EXERCISE DIRECTIONS:
All the data should be repeated exactly. Any image in it is left out.

DATA LISTING:
[Start]

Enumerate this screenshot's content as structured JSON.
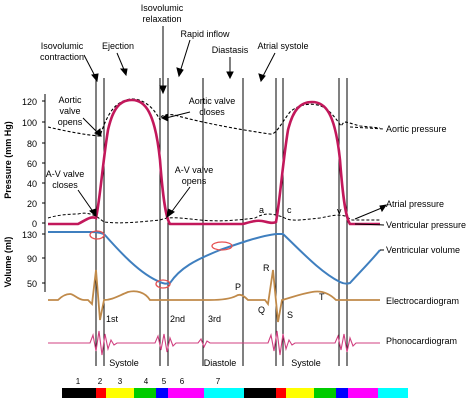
{
  "diagram": {
    "phase_labels": [
      {
        "key": "isovolumic_relaxation",
        "lines": [
          "Isovolumic",
          "relaxation"
        ]
      },
      {
        "key": "isovolumic_contraction",
        "lines": [
          "Isovolumic",
          "contraction"
        ]
      },
      {
        "key": "ejection",
        "lines": [
          "Ejection"
        ]
      },
      {
        "key": "rapid_inflow",
        "lines": [
          "Rapid inflow"
        ]
      },
      {
        "key": "diastasis",
        "lines": [
          "Diastasis"
        ]
      },
      {
        "key": "atrial_systole",
        "lines": [
          "Atrial systole"
        ]
      }
    ],
    "annotations": {
      "aortic_opens": [
        "Aortic",
        "valve",
        "opens"
      ],
      "aortic_closes": [
        "Aortic valve",
        "closes"
      ],
      "av_closes": [
        "A-V valve",
        "closes"
      ],
      "av_opens": [
        "A-V valve",
        "opens"
      ]
    },
    "axis_labels": {
      "pressure": "Pressure (mm Hg)",
      "volume": "Volume (ml)"
    },
    "pressure_ticks": [
      "120",
      "100",
      "80",
      "60",
      "40",
      "20",
      "0"
    ],
    "volume_ticks": [
      "130",
      "90",
      "50"
    ],
    "right_labels": {
      "aortic_pressure": "Aortic pressure",
      "atrial_pressure": "Atrial pressure",
      "ventricular_pressure": "Ventricular pressure",
      "ventricular_volume": "Ventricular volume",
      "electrocardiogram": "Electrocardiogram",
      "phonocardiogram": "Phonocardiogram"
    },
    "wave_letters": {
      "a": "a",
      "c": "c",
      "v": "v"
    },
    "ecg_letters": {
      "P": "P",
      "Q": "Q",
      "R": "R",
      "S": "S",
      "T": "T"
    },
    "heart_sounds": {
      "s1": "1st",
      "s2": "2nd",
      "s3": "3rd"
    },
    "cycle_labels": {
      "systole1": "Systole",
      "diastole": "Diastole",
      "systole2": "Systole"
    },
    "phase_numbers": [
      "1",
      "2",
      "3",
      "4",
      "5",
      "6",
      "7"
    ],
    "phase_bar_colors": [
      "#000000",
      "#ff0000",
      "#ffff00",
      "#00cc00",
      "#0000ff",
      "#ff00ff",
      "#00ffff",
      "#000000",
      "#ff0000",
      "#ffff00",
      "#00cc00",
      "#0000ff",
      "#ff00ff",
      "#00ffff"
    ],
    "colors": {
      "ventricular_pressure": "#c2185b",
      "ventricular_volume": "#3f7fbf",
      "ecg": "#c08a4a",
      "phono": "#d04080",
      "highlight": "#e65050"
    }
  }
}
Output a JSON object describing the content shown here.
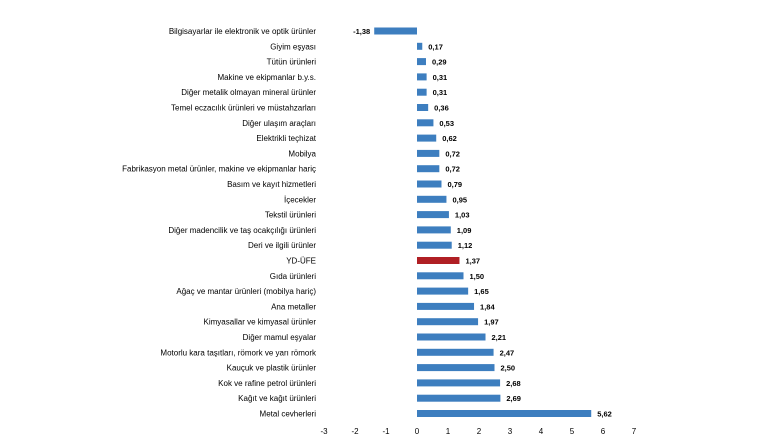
{
  "chart_data": {
    "type": "bar",
    "orientation": "horizontal",
    "title": "",
    "xlabel": "",
    "ylabel": "",
    "xlim": [
      -3,
      7
    ],
    "xticks": [
      "-3",
      "-2",
      "-1",
      "0",
      "1",
      "2",
      "3",
      "4",
      "5",
      "6",
      "7"
    ],
    "grid": false,
    "legend": "none",
    "colors": {
      "bar": "#3d7ebf",
      "highlight": "#b01f24"
    },
    "highlight_category": "YD-ÜFE",
    "categories": [
      "Bilgisayarlar ile elektronik ve optik ürünler",
      "Giyim eşyası",
      "Tütün ürünleri",
      "Makine ve ekipmanlar b.y.s.",
      "Diğer metalik olmayan mineral ürünler",
      "Temel eczacılık ürünleri ve müstahzarları",
      "Diğer ulaşım araçları",
      "Elektrikli teçhizat",
      "Mobilya",
      "Fabrikasyon metal ürünler, makine ve ekipmanlar hariç",
      "Basım ve kayıt hizmetleri",
      "İçecekler",
      "Tekstil ürünleri",
      "Diğer madencilik ve taş ocakçılığı ürünleri",
      "Deri ve ilgili ürünler",
      "YD-ÜFE",
      "Gıda ürünleri",
      "Ağaç ve mantar ürünleri (mobilya hariç)",
      "Ana metaller",
      "Kimyasallar ve kimyasal ürünler",
      "Diğer mamul eşyalar",
      "Motorlu kara taşıtları, römork ve yarı römork",
      "Kauçuk ve plastik ürünler",
      "Kok ve rafine petrol ürünleri",
      "Kağıt ve kağıt ürünleri",
      "Metal cevherleri"
    ],
    "values": [
      -1.38,
      0.17,
      0.29,
      0.31,
      0.31,
      0.36,
      0.53,
      0.62,
      0.72,
      0.72,
      0.79,
      0.95,
      1.03,
      1.09,
      1.12,
      1.37,
      1.5,
      1.65,
      1.84,
      1.97,
      2.21,
      2.47,
      2.5,
      2.68,
      2.69,
      5.62
    ],
    "value_labels": [
      "-1,38",
      "0,17",
      "0,29",
      "0,31",
      "0,31",
      "0,36",
      "0,53",
      "0,62",
      "0,72",
      "0,72",
      "0,79",
      "0,95",
      "1,03",
      "1,09",
      "1,12",
      "1,37",
      "1,50",
      "1,65",
      "1,84",
      "1,97",
      "2,21",
      "2,47",
      "2,50",
      "2,68",
      "2,69",
      "5,62"
    ]
  }
}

[End]

EXPECTED OUTPUT:
Enumerate this screenshot's content as structured JSON.
{
  "diagram": {
    "phase_labels": [
      {
        "key": "isovolumic_relaxation",
        "lines": [
          "Isovolumic",
          "relaxation"
        ]
      },
      {
        "key": "isovolumic_contraction",
        "lines": [
          "Isovolumic",
          "contraction"
        ]
      },
      {
        "key": "ejection",
        "lines": [
          "Ejection"
        ]
      },
      {
        "key": "rapid_inflow",
        "lines": [
          "Rapid inflow"
        ]
      },
      {
        "key": "diastasis",
        "lines": [
          "Diastasis"
        ]
      },
      {
        "key": "atrial_systole",
        "lines": [
          "Atrial systole"
        ]
      }
    ],
    "annotations": {
      "aortic_opens": [
        "Aortic",
        "valve",
        "opens"
      ],
      "aortic_closes": [
        "Aortic valve",
        "closes"
      ],
      "av_closes": [
        "A-V valve",
        "closes"
      ],
      "av_opens": [
        "A-V valve",
        "opens"
      ]
    },
    "axis_labels": {
      "pressure": "Pressure (mm Hg)",
      "volume": "Volume (ml)"
    },
    "pressure_ticks": [
      "120",
      "100",
      "80",
      "60",
      "40",
      "20",
      "0"
    ],
    "volume_ticks": [
      "130",
      "90",
      "50"
    ],
    "right_labels": {
      "aortic_pressure": "Aortic pressure",
      "atrial_pressure": "Atrial pressure",
      "ventricular_pressure": "Ventricular pressure",
      "ventricular_volume": "Ventricular volume",
      "electrocardiogram": "Electrocardiogram",
      "phonocardiogram": "Phonocardiogram"
    },
    "wave_letters": {
      "a": "a",
      "c": "c",
      "v": "v"
    },
    "ecg_letters": {
      "P": "P",
      "Q": "Q",
      "R": "R",
      "S": "S",
      "T": "T"
    },
    "heart_sounds": {
      "s1": "1st",
      "s2": "2nd",
      "s3": "3rd"
    },
    "cycle_labels": {
      "systole1": "Systole",
      "diastole": "Diastole",
      "systole2": "Systole"
    },
    "phase_numbers": [
      "1",
      "2",
      "3",
      "4",
      "5",
      "6",
      "7"
    ],
    "phase_bar_colors": [
      "#000000",
      "#ff0000",
      "#ffff00",
      "#00cc00",
      "#0000ff",
      "#ff00ff",
      "#00ffff",
      "#000000",
      "#ff0000",
      "#ffff00",
      "#00cc00",
      "#0000ff",
      "#ff00ff",
      "#00ffff"
    ],
    "colors": {
      "ventricular_pressure": "#c2185b",
      "ventricular_volume": "#3f7fbf",
      "ecg": "#c08a4a",
      "phono": "#d04080",
      "highlight": "#e65050"
    }
  }
}
Output a JSON object describing the content shown here.
{
  "chart_data": {
    "type": "bar",
    "orientation": "horizontal",
    "title": "",
    "xlabel": "",
    "ylabel": "",
    "xlim": [
      -3,
      7
    ],
    "xticks": [
      "-3",
      "-2",
      "-1",
      "0",
      "1",
      "2",
      "3",
      "4",
      "5",
      "6",
      "7"
    ],
    "grid": false,
    "legend": "none",
    "colors": {
      "bar": "#3d7ebf",
      "highlight": "#b01f24"
    },
    "highlight_category": "YD-ÜFE",
    "categories": [
      "Bilgisayarlar ile elektronik ve optik ürünler",
      "Giyim eşyası",
      "Tütün ürünleri",
      "Makine ve ekipmanlar b.y.s.",
      "Diğer metalik olmayan mineral ürünler",
      "Temel eczacılık ürünleri ve müstahzarları",
      "Diğer ulaşım araçları",
      "Elektrikli teçhizat",
      "Mobilya",
      "Fabrikasyon metal ürünler, makine ve ekipmanlar hariç",
      "Basım ve kayıt hizmetleri",
      "İçecekler",
      "Tekstil ürünleri",
      "Diğer madencilik ve taş ocakçılığı ürünleri",
      "Deri ve ilgili ürünler",
      "YD-ÜFE",
      "Gıda ürünleri",
      "Ağaç ve mantar ürünleri (mobilya hariç)",
      "Ana metaller",
      "Kimyasallar ve kimyasal ürünler",
      "Diğer mamul eşyalar",
      "Motorlu kara taşıtları, römork ve yarı römork",
      "Kauçuk ve plastik ürünler",
      "Kok ve rafine petrol ürünleri",
      "Kağıt ve kağıt ürünleri",
      "Metal cevherleri"
    ],
    "values": [
      -1.38,
      0.17,
      0.29,
      0.31,
      0.31,
      0.36,
      0.53,
      0.62,
      0.72,
      0.72,
      0.79,
      0.95,
      1.03,
      1.09,
      1.12,
      1.37,
      1.5,
      1.65,
      1.84,
      1.97,
      2.21,
      2.47,
      2.5,
      2.68,
      2.69,
      5.62
    ],
    "value_labels": [
      "-1,38",
      "0,17",
      "0,29",
      "0,31",
      "0,31",
      "0,36",
      "0,53",
      "0,62",
      "0,72",
      "0,72",
      "0,79",
      "0,95",
      "1,03",
      "1,09",
      "1,12",
      "1,37",
      "1,50",
      "1,65",
      "1,84",
      "1,97",
      "2,21",
      "2,47",
      "2,50",
      "2,68",
      "2,69",
      "5,62"
    ]
  }
}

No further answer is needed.